▶ THE REQUEST
Output the records line for line, from their first line through the line that contains "plot-number-label: PLOT NO.", with that line included.

▶ MATERIAL SHOWN

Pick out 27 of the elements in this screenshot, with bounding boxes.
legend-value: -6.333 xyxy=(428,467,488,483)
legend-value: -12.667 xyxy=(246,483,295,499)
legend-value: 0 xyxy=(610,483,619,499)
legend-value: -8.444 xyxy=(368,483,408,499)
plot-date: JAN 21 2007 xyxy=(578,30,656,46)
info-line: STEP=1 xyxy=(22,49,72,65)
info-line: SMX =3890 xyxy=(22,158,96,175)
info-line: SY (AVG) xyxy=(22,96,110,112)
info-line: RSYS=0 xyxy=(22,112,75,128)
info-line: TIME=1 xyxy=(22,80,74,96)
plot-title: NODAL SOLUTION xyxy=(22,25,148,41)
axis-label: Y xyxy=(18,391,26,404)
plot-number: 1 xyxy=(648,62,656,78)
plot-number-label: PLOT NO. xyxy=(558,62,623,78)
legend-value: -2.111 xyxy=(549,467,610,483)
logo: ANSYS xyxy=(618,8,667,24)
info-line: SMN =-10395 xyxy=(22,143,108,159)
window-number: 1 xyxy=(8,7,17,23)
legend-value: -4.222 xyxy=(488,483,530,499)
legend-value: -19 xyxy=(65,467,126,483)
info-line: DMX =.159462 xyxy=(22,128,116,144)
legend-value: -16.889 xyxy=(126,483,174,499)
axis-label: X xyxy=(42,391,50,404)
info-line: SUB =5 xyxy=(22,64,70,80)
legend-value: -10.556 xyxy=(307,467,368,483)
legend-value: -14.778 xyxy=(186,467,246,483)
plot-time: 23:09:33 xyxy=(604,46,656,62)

▶ RESULT OF THE TASK
Pick out 27 of the elements in this screenshot, with bounding boxes.
legend-value: -6.333 xyxy=(428,467,488,483)
legend-value: -12.667 xyxy=(246,483,295,499)
legend-value: 0 xyxy=(610,483,619,499)
legend-value: -8.444 xyxy=(368,483,408,499)
plot-date: JAN 21 2007 xyxy=(578,30,656,46)
info-line: STEP=1 xyxy=(22,49,72,65)
info-line: SMX =3890 xyxy=(22,158,96,175)
info-line: SY (AVG) xyxy=(22,96,110,112)
info-line: RSYS=0 xyxy=(22,112,75,128)
info-line: TIME=1 xyxy=(22,80,74,96)
plot-title: NODAL SOLUTION xyxy=(22,25,148,41)
axis-label: Y xyxy=(18,391,26,404)
plot-number: 1 xyxy=(648,62,656,78)
plot-number-label: PLOT NO. xyxy=(558,62,623,78)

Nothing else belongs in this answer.